## What needs to be done
Locate each line with the string "JSON" in the listing below and copy it.

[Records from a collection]
---------------

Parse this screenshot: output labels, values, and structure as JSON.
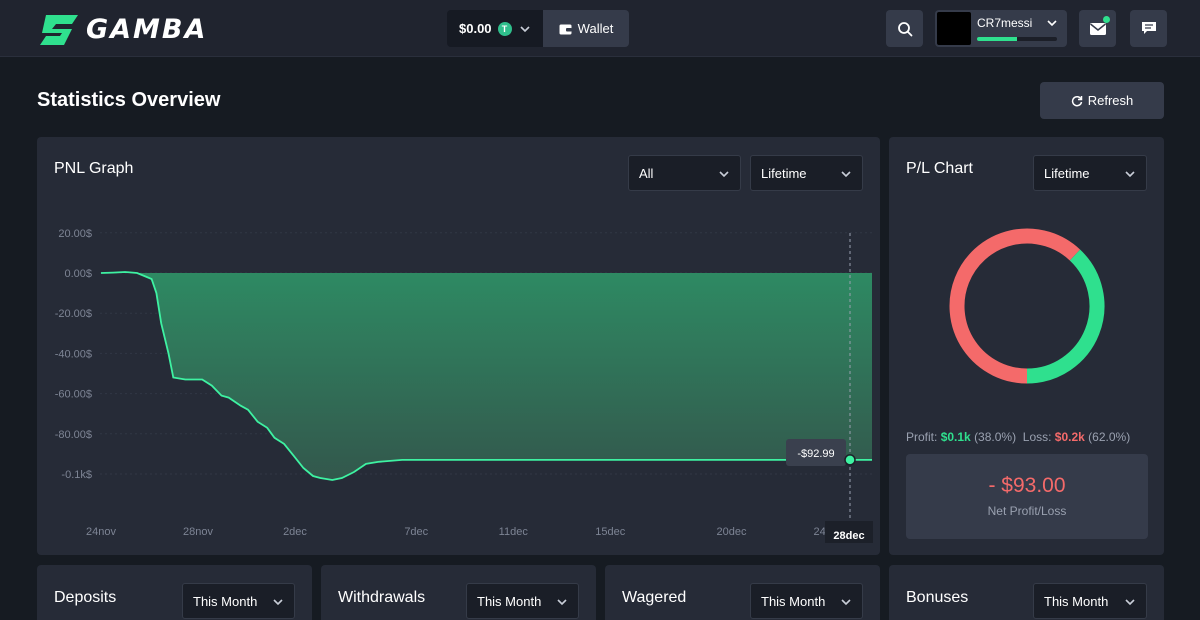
{
  "header": {
    "logo_text": "GAMBA",
    "balance": "$0.00",
    "coin_symbol": "T",
    "wallet_label": "Wallet",
    "username": "CR7messi",
    "level_progress": 0.5
  },
  "page": {
    "title": "Statistics Overview",
    "refresh_label": "Refresh"
  },
  "pnl": {
    "title": "PNL Graph",
    "filter": "All",
    "range": "Lifetime",
    "tooltip": "-$92.99",
    "active_date": "28dec"
  },
  "pl": {
    "title": "P/L Chart",
    "range": "Lifetime",
    "profit_label": "Profit:",
    "profit_value": "$0.1k",
    "profit_pct": "(38.0%)",
    "loss_label": "Loss:",
    "loss_value": "$0.2k",
    "loss_pct": "(62.0%)",
    "net_value": "- $93.00",
    "net_label": "Net Profit/Loss"
  },
  "cards": [
    {
      "title": "Deposits",
      "range": "This Month"
    },
    {
      "title": "Withdrawals",
      "range": "This Month"
    },
    {
      "title": "Wagered",
      "range": "This Month"
    },
    {
      "title": "Bonuses",
      "range": "This Month"
    }
  ],
  "colors": {
    "accent_green": "#2fe08e",
    "loss_red": "#f46a6a",
    "area_green": "#2e8a63"
  },
  "chart_data": [
    {
      "type": "area",
      "title": "PNL Graph",
      "y_ticks": [
        "20.00$",
        "0.00$",
        "-20.00$",
        "-40.00$",
        "-60.00$",
        "-80.00$",
        "-0.1k$"
      ],
      "y_tick_values": [
        20,
        0,
        -20,
        -40,
        -60,
        -80,
        -100
      ],
      "ylim": [
        -100,
        20
      ],
      "x_ticks": [
        "24nov",
        "28nov",
        "2dec",
        "7dec",
        "11dec",
        "15dec",
        "20dec",
        "24dec",
        "28dec"
      ],
      "x_tick_days": [
        0,
        4,
        8,
        13,
        17,
        21,
        26,
        30,
        34
      ],
      "series": [
        {
          "x": [
            0,
            0.5,
            1,
            1.5,
            1.9,
            2.1,
            2.3,
            2.5,
            2.8,
            3.0,
            3.5,
            3.9,
            4.2,
            4.6,
            5.0,
            5.3,
            5.8,
            6.1,
            6.5,
            6.9,
            7.2,
            7.6,
            8.0,
            8.4,
            8.8,
            9.1,
            9.6,
            10.0,
            10.5,
            11.0,
            11.5,
            12.5,
            20,
            28,
            30,
            31.5,
            32
          ],
          "y": [
            0,
            0.2,
            0.5,
            0,
            -2,
            -3,
            -10,
            -25,
            -40,
            -52,
            -53,
            -53,
            -53,
            -56,
            -61,
            -62,
            -66,
            -68,
            -74,
            -77,
            -82,
            -85,
            -91,
            -97,
            -101,
            -102,
            -103,
            -102,
            -99,
            -95,
            -94,
            -93,
            -93,
            -93,
            -93,
            -93,
            -93
          ]
        }
      ]
    },
    {
      "type": "pie",
      "title": "P/L Chart",
      "labels": [
        "Profit",
        "Loss"
      ],
      "values": [
        38.0,
        62.0
      ]
    }
  ]
}
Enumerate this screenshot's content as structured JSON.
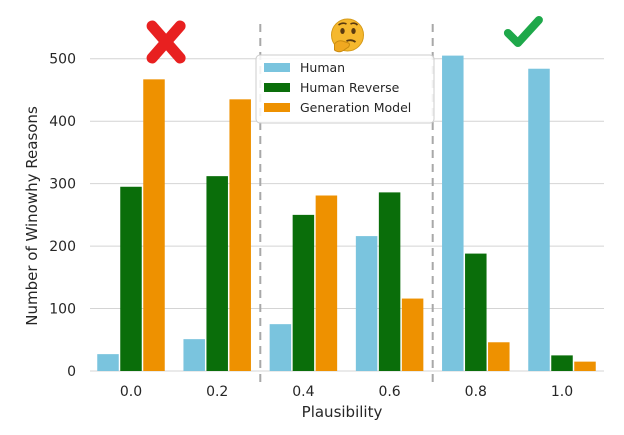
{
  "chart_data": {
    "type": "bar",
    "xlabel": "Plausibility",
    "ylabel": "Number of Winowhy Reasons",
    "categories": [
      "0.0",
      "0.2",
      "0.4",
      "0.6",
      "0.8",
      "1.0"
    ],
    "ylim": [
      0,
      530
    ],
    "yticks": [
      "0",
      "100",
      "200",
      "300",
      "400",
      "500"
    ],
    "grid": "horizontal",
    "legend_position": "top-center",
    "series": [
      {
        "name": "Human",
        "color": "#7ac4de",
        "values": [
          27,
          51,
          75,
          216,
          505,
          484
        ]
      },
      {
        "name": "Human Reverse",
        "color": "#0a6e0a",
        "values": [
          295,
          312,
          250,
          286,
          188,
          25
        ]
      },
      {
        "name": "Generation Model",
        "color": "#ee9100",
        "values": [
          467,
          435,
          281,
          116,
          46,
          15
        ]
      }
    ],
    "region_separators_after": [
      "0.2",
      "0.6"
    ],
    "region_markers": [
      {
        "icon": "red-cross-icon",
        "color": "#e82020"
      },
      {
        "icon": "thinking-face-emoji-icon",
        "color": "#f5b82e"
      },
      {
        "icon": "green-check-icon",
        "color": "#1ea84a"
      }
    ]
  }
}
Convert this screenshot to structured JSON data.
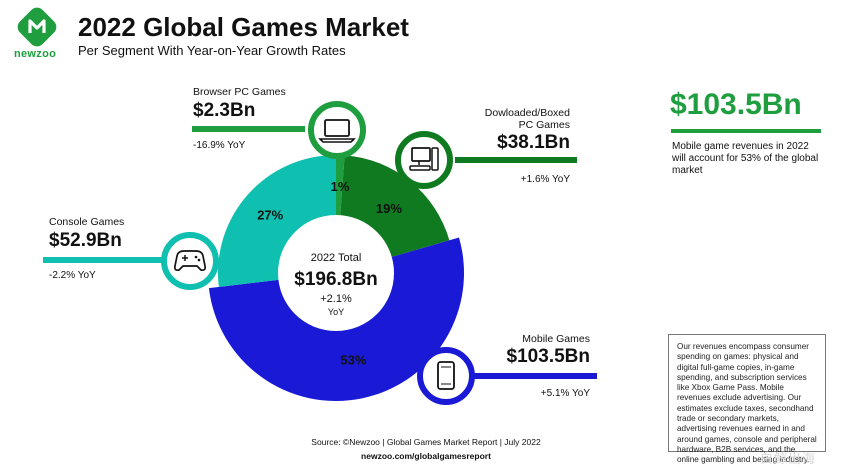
{
  "header": {
    "brand": "newzoo",
    "title": "2022 Global Games Market",
    "subtitle": "Per Segment With Year-on-Year Growth Rates"
  },
  "colors": {
    "brand_green": "#1e9e3e",
    "browser": "#1e9e3e",
    "boxed_pc": "#0f7a1f",
    "mobile": "#1a1ad6",
    "console": "#0fbfb0"
  },
  "chart_data": {
    "type": "pie",
    "title": "2022 Global Games Market",
    "subtitle": "Per Segment With Year-on-Year Growth Rates",
    "total": {
      "label": "2022 Total",
      "value": "$196.8Bn",
      "growth": "+2.1%",
      "growth_unit": "YoY"
    },
    "segments": [
      {
        "key": "browser",
        "name": "Browser PC Games",
        "value_bn": 2.3,
        "value_label": "$2.3Bn",
        "share": 1,
        "share_label": "1%",
        "growth": "-16.9% YoY",
        "color": "#1e9e3e",
        "icon": "laptop-icon"
      },
      {
        "key": "boxed_pc",
        "name": "Dowloaded/Boxed PC Games",
        "name_line1": "Dowloaded/Boxed",
        "name_line2": "PC Games",
        "value_bn": 38.1,
        "value_label": "$38.1Bn",
        "share": 19,
        "share_label": "19%",
        "growth": "+1.6% YoY",
        "color": "#0f7a1f",
        "icon": "desktop-pc-icon"
      },
      {
        "key": "mobile",
        "name": "Mobile Games",
        "value_bn": 103.5,
        "value_label": "$103.5Bn",
        "share": 53,
        "share_label": "53%",
        "growth": "+5.1% YoY",
        "color": "#1a1ad6",
        "icon": "smartphone-icon"
      },
      {
        "key": "console",
        "name": "Console Games",
        "value_bn": 52.9,
        "value_label": "$52.9Bn",
        "share": 27,
        "share_label": "27%",
        "growth": "-2.2% YoY",
        "color": "#0fbfb0",
        "icon": "gamepad-icon"
      }
    ]
  },
  "highlight": {
    "value": "$103.5Bn",
    "text": "Mobile game revenues in 2022 will account for 53% of the global market"
  },
  "note": "Our revenues encompass consumer spending on games: physical and digital full-game copies, in-game spending, and subscription services like Xbox Game Pass. Mobile revenues exclude advertising. Our estimates exclude taxes, secondhand trade or secondary markets, advertising revenues earned in and around games, console and peripheral hardware, B2B services, and the online gambling and betting industry.",
  "footer": {
    "source": "Source: ©Newzoo | Global Games Market Report | July 2022",
    "url": "newzoo.com/globalgamesreport"
  },
  "watermark": "白鲸出海"
}
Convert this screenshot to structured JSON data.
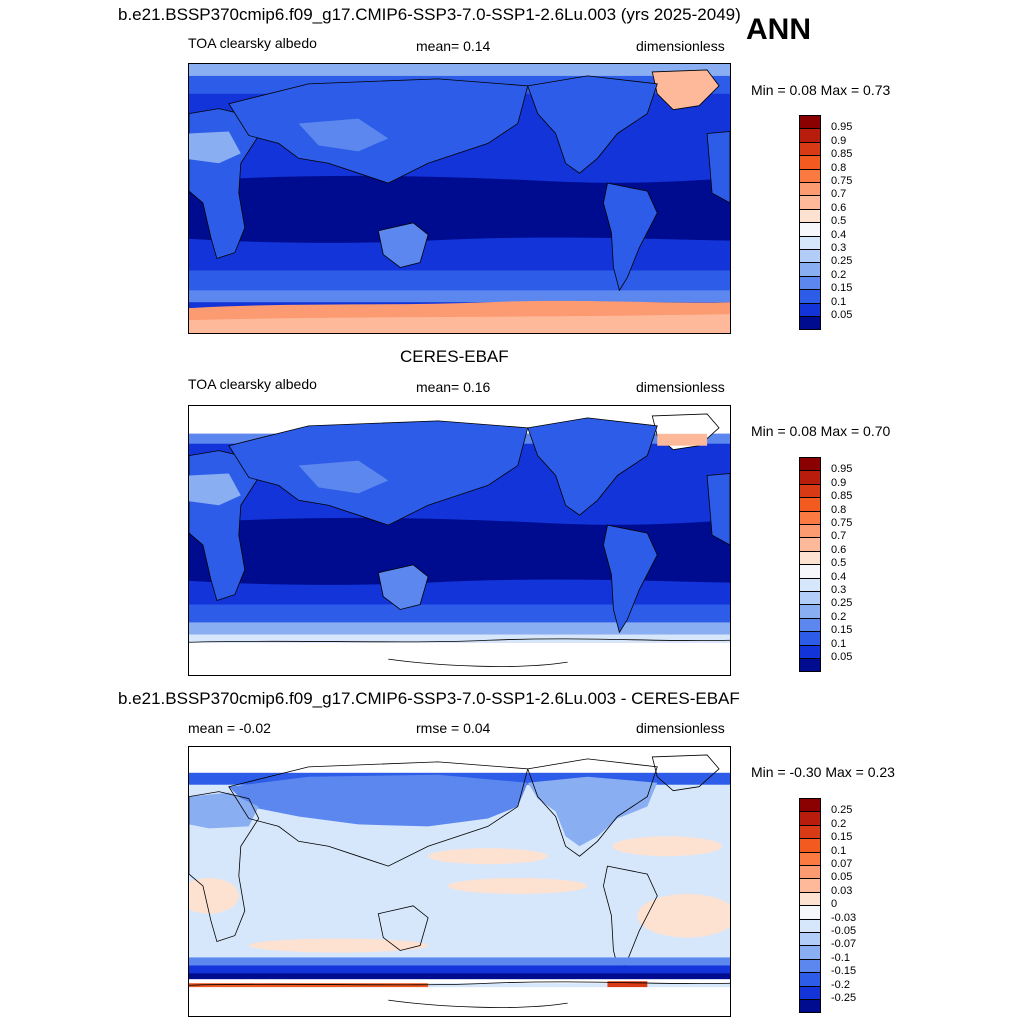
{
  "season": "ANN",
  "panels": [
    {
      "id": "model",
      "title": "b.e21.BSSP370cmip6.f09_g17.CMIP6-SSP3-7.0-SSP1-2.6Lu.003 (yrs 2025-2049)",
      "left_text": "TOA clearsky albedo",
      "stat_text": "mean=   0.14",
      "units": "dimensionless",
      "minmax": "Min =   0.08 Max =   0.73",
      "levels": [
        "0.95",
        "0.9",
        "0.85",
        "0.8",
        "0.75",
        "0.7",
        "0.6",
        "0.5",
        "0.4",
        "0.3",
        "0.25",
        "0.2",
        "0.15",
        "0.1",
        "0.05"
      ],
      "colors": [
        "#8b0000",
        "#b81c0c",
        "#d83a16",
        "#f25a20",
        "#fb7a42",
        "#fc9a72",
        "#fdb99a",
        "#fde1d1",
        "#f6f7fb",
        "#d6e7fb",
        "#b2cdf7",
        "#8aaef2",
        "#5b87ee",
        "#2d5de8",
        "#1234d8",
        "#000c8f"
      ]
    },
    {
      "id": "obs",
      "title": "CERES-EBAF",
      "left_text": "TOA clearsky albedo",
      "stat_text": "mean=   0.16",
      "units": "dimensionless",
      "minmax": "Min =   0.08 Max =   0.70",
      "levels": [
        "0.95",
        "0.9",
        "0.85",
        "0.8",
        "0.75",
        "0.7",
        "0.6",
        "0.5",
        "0.4",
        "0.3",
        "0.25",
        "0.2",
        "0.15",
        "0.1",
        "0.05"
      ],
      "colors": [
        "#8b0000",
        "#b81c0c",
        "#d83a16",
        "#f25a20",
        "#fb7a42",
        "#fc9a72",
        "#fdb99a",
        "#fde1d1",
        "#f6f7fb",
        "#d6e7fb",
        "#b2cdf7",
        "#8aaef2",
        "#5b87ee",
        "#2d5de8",
        "#1234d8",
        "#000c8f"
      ]
    },
    {
      "id": "diff",
      "title": "b.e21.BSSP370cmip6.f09_g17.CMIP6-SSP3-7.0-SSP1-2.6Lu.003 - CERES-EBAF",
      "left_text": "mean =  -0.02",
      "stat_text": "rmse =   0.04",
      "units": "dimensionless",
      "minmax": "Min =  -0.30 Max =   0.23",
      "levels": [
        "0.25",
        "0.2",
        "0.15",
        "0.1",
        "0.07",
        "0.05",
        "0.03",
        "0",
        "-0.03",
        "-0.05",
        "-0.07",
        "-0.1",
        "-0.15",
        "-0.2",
        "-0.25"
      ],
      "colors": [
        "#8b0000",
        "#b81c0c",
        "#d83a16",
        "#f25a20",
        "#fb7a42",
        "#fc9a72",
        "#fdb99a",
        "#fde1d1",
        "#f6f7fb",
        "#d6e7fb",
        "#b2cdf7",
        "#8aaef2",
        "#5b87ee",
        "#2d5de8",
        "#1234d8",
        "#000c8f"
      ]
    }
  ]
}
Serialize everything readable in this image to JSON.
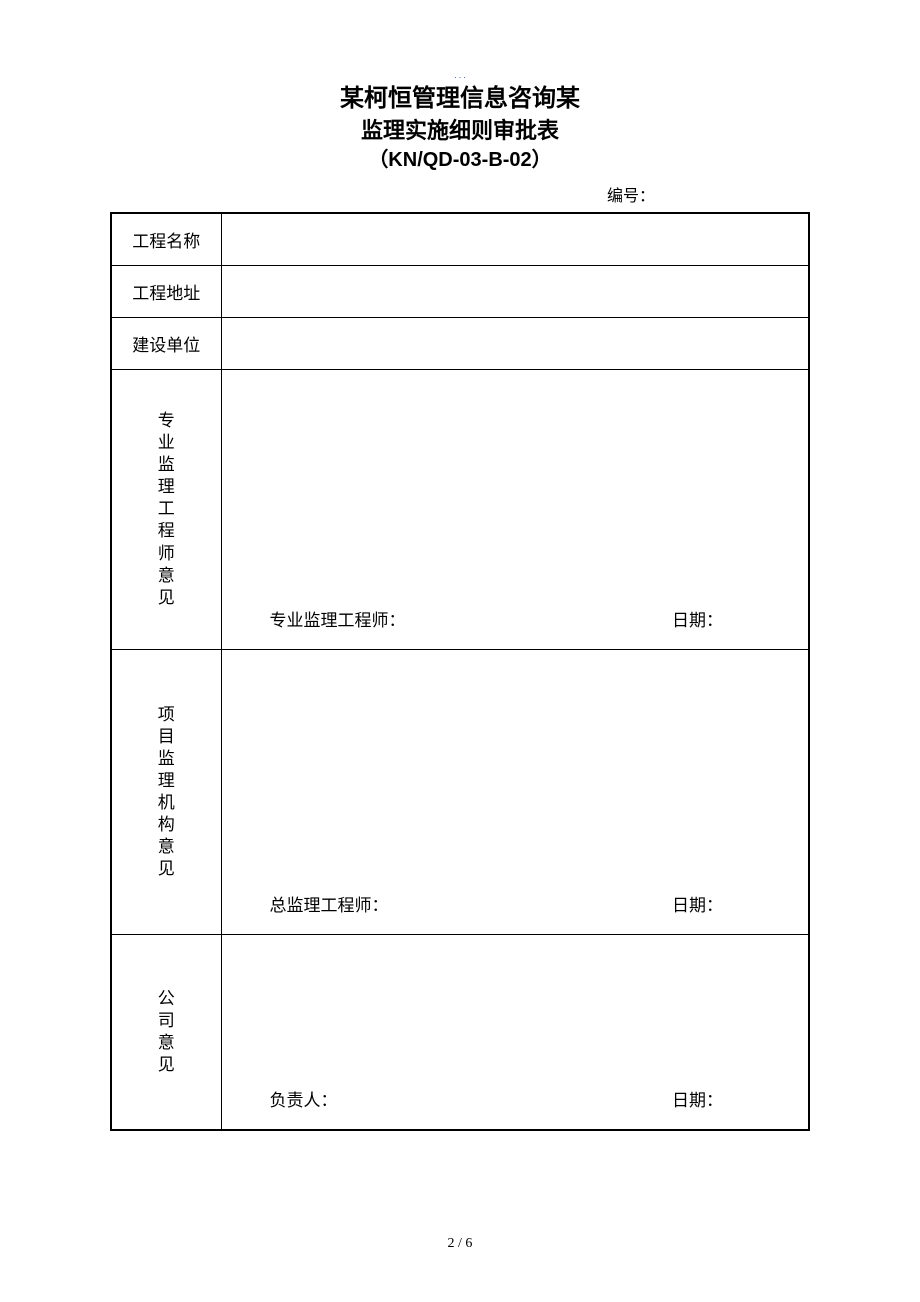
{
  "header": {
    "top_mark": ". . .",
    "title_line_1": "某柯恒管理信息咨询某",
    "title_line_2": "监理实施细则审批表",
    "title_line_3": "（KN/QD-03-B-02）",
    "doc_number_label": "编号："
  },
  "rows": {
    "project_name": "工程名称",
    "project_address": "工程地址",
    "construction_unit": "建设单位"
  },
  "opinions": {
    "engineer": {
      "label": "专业监理工程师意见",
      "signer": "专业监理工程师：",
      "date": "日期："
    },
    "org": {
      "label": "项目监理机构意见",
      "signer": "总监理工程师：",
      "date": "日期："
    },
    "company": {
      "label": "公司意见",
      "signer": "负责人：",
      "date": "日期："
    }
  },
  "footer": {
    "page": "2 / 6"
  }
}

---------------

## The reply
Parse this screenshot: output labels, values, and structure as JSON.
Enumerate this screenshot's content as structured JSON.
Convert this screenshot to structured JSON data.
Convert this screenshot to structured JSON data.
Serialize everything readable in this image to JSON.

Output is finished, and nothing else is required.